> _Task requirements_: Copy every line of the records below that holds the word "triangle".

> _Extracted information_:
****************
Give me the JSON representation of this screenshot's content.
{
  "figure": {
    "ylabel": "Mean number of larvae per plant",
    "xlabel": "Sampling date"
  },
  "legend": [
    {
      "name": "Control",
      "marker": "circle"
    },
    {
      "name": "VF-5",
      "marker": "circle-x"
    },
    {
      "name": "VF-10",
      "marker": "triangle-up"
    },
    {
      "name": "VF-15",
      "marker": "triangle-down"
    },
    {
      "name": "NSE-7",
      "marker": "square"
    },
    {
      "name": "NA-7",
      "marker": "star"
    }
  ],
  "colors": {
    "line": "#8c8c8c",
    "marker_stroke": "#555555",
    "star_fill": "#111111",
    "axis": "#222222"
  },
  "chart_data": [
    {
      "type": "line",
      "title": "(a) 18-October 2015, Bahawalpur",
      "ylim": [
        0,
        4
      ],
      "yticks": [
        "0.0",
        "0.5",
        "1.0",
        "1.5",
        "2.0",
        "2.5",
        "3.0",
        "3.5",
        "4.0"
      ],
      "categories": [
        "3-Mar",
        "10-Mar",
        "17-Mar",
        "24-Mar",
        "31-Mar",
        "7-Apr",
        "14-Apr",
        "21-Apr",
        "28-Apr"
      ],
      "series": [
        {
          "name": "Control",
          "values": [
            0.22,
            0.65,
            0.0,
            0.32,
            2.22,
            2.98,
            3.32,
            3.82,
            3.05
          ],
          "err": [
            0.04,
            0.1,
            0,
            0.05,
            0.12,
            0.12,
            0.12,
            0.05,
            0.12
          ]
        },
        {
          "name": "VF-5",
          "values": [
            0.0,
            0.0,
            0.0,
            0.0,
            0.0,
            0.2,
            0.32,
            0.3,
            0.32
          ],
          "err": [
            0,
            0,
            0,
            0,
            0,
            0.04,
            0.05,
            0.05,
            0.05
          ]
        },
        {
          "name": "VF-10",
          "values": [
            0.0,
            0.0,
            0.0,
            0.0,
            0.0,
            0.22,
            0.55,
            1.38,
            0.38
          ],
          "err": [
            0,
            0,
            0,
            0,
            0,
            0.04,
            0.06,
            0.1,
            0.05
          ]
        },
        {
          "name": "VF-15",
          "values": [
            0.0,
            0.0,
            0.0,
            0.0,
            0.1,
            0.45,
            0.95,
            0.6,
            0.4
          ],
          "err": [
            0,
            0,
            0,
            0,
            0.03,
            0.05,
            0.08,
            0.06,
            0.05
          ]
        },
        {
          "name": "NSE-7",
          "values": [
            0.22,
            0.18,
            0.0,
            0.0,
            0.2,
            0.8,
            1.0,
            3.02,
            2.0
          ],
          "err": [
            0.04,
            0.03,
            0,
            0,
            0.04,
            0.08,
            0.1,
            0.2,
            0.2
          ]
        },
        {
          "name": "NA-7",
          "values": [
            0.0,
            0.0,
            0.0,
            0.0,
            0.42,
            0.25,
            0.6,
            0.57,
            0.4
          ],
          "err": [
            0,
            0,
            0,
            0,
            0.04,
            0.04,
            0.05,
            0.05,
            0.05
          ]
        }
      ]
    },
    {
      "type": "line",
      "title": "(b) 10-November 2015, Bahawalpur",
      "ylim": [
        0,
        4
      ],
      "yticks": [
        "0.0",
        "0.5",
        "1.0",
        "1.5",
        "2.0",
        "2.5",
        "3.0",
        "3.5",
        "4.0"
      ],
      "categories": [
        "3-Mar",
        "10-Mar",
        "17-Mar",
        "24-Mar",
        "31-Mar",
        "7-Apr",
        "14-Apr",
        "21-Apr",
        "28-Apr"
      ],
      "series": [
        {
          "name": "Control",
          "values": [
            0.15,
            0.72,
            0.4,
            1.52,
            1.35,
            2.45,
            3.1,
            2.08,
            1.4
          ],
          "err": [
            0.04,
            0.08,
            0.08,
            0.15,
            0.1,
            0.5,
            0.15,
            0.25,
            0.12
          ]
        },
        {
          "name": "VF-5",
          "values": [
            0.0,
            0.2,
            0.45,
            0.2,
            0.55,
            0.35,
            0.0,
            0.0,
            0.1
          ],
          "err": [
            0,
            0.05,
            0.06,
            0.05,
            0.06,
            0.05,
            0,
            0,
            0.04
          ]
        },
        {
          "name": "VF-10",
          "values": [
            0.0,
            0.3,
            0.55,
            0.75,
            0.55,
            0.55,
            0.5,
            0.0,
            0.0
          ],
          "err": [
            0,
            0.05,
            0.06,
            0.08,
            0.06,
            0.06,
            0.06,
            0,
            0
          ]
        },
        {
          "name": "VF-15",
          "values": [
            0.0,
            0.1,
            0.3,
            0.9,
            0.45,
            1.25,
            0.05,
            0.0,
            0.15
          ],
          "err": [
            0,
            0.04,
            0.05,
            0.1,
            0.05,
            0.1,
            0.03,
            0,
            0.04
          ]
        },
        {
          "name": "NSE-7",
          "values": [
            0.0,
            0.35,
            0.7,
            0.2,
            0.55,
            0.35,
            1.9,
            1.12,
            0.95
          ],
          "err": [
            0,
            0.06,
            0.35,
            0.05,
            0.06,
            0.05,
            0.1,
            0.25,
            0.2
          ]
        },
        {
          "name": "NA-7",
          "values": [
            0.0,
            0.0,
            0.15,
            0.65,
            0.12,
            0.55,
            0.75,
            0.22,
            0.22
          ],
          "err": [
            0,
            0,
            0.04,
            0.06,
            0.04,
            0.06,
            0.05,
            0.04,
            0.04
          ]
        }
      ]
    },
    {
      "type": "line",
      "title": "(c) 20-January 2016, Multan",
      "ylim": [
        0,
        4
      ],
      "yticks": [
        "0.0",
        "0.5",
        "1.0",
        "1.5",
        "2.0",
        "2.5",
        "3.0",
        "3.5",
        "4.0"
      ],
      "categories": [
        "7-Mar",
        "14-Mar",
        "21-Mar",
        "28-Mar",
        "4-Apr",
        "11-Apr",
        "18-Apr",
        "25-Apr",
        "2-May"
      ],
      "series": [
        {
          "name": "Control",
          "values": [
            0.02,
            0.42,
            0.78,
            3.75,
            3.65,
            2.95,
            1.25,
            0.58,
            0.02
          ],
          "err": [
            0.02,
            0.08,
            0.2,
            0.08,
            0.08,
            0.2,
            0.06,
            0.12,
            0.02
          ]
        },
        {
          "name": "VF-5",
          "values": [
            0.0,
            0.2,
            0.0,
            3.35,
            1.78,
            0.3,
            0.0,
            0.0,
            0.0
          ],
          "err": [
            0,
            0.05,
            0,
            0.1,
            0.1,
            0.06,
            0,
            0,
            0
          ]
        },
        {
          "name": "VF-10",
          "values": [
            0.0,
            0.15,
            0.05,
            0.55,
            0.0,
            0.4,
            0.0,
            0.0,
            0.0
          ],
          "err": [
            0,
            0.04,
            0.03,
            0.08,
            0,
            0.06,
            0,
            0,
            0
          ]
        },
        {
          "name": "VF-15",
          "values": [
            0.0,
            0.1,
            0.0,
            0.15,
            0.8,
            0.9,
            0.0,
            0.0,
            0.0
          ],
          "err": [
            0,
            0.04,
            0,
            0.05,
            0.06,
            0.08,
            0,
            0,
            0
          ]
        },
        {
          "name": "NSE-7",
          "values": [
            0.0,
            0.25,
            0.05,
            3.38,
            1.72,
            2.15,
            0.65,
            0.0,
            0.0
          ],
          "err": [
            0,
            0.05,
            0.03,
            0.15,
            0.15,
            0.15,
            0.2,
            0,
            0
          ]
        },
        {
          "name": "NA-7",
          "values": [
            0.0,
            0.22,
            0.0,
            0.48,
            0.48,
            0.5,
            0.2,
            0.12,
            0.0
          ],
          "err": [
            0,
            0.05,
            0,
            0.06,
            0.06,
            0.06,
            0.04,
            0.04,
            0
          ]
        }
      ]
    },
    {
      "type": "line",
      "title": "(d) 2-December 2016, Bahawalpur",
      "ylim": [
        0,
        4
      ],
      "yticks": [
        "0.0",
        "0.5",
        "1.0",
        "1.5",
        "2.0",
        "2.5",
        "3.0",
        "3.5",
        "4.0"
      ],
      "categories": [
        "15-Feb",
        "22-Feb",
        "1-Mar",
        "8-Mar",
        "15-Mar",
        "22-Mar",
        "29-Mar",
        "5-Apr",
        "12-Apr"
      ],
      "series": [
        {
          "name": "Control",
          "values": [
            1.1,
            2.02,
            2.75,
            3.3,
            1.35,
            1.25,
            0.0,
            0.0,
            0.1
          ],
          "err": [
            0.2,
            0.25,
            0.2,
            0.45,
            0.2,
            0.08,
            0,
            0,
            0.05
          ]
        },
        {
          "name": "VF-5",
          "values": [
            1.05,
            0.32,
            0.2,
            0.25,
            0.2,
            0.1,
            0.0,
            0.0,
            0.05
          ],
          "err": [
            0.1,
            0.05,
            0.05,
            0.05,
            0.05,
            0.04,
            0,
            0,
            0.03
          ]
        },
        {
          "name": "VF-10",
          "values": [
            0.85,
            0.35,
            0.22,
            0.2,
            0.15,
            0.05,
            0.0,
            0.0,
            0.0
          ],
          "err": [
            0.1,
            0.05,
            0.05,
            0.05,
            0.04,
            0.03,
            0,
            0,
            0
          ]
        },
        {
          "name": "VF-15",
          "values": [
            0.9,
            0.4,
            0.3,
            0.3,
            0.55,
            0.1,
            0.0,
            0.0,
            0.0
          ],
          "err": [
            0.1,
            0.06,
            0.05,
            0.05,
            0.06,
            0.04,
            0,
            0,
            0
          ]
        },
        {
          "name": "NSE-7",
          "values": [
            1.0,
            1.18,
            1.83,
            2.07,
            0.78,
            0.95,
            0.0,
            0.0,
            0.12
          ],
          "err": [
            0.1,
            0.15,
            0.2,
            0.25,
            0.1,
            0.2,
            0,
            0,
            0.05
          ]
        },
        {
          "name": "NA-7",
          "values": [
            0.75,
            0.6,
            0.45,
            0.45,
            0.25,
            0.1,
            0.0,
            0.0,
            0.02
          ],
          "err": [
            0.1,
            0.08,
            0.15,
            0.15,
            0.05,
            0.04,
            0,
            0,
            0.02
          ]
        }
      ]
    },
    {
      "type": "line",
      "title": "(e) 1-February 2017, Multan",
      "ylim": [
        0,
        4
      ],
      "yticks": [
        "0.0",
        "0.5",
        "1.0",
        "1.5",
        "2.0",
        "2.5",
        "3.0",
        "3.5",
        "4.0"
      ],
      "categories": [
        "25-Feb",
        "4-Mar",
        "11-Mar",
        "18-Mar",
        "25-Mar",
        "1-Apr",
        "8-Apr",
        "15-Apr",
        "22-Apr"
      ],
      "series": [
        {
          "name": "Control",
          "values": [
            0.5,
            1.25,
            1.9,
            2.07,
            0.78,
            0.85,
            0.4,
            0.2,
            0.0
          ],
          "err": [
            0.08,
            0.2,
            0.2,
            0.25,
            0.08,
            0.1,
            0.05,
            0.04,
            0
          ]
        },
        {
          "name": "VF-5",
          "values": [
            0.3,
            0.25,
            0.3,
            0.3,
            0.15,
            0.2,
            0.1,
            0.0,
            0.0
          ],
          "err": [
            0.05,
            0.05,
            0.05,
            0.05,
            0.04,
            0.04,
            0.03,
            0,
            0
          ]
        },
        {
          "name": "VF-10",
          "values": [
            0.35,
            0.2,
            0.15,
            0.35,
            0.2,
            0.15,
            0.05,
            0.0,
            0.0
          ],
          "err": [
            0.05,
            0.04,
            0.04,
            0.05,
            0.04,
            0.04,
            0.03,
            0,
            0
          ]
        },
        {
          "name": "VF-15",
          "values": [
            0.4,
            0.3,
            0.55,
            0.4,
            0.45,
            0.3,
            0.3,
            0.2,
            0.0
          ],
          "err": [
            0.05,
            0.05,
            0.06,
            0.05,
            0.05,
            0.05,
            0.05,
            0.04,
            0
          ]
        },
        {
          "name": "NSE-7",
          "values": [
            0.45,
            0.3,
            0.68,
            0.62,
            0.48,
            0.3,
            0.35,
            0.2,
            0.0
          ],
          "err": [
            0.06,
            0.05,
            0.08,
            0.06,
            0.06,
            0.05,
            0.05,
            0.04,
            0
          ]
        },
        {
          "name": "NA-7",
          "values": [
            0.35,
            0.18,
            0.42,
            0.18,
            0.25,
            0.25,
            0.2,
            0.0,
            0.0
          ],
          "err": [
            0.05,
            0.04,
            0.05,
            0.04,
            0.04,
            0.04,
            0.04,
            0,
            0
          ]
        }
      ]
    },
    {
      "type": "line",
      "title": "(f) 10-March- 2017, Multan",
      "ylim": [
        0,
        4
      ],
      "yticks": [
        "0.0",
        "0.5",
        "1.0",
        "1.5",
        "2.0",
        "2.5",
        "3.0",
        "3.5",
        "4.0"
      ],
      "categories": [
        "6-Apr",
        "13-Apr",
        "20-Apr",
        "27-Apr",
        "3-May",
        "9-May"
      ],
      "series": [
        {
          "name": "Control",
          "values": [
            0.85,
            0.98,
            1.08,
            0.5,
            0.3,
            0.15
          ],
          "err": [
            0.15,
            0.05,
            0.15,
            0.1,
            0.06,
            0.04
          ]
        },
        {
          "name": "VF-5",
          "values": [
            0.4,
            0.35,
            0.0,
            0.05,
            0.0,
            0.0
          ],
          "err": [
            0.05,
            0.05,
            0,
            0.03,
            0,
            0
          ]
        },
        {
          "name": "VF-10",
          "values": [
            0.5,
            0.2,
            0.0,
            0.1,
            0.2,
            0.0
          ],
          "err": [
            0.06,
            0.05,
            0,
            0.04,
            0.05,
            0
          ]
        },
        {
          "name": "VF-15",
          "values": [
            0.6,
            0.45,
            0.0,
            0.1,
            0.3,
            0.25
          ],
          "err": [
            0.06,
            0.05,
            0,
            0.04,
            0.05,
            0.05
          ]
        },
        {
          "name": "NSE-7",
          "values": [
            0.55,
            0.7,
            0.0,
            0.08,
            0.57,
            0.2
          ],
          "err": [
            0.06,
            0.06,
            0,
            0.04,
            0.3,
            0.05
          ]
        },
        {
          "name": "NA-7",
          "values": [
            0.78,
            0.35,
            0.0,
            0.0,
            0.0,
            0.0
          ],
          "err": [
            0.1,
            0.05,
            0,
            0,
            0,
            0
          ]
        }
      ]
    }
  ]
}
****************
> _Answer to the exercise_:
      "marker": "triangle-up"
      "marker": "triangle-down"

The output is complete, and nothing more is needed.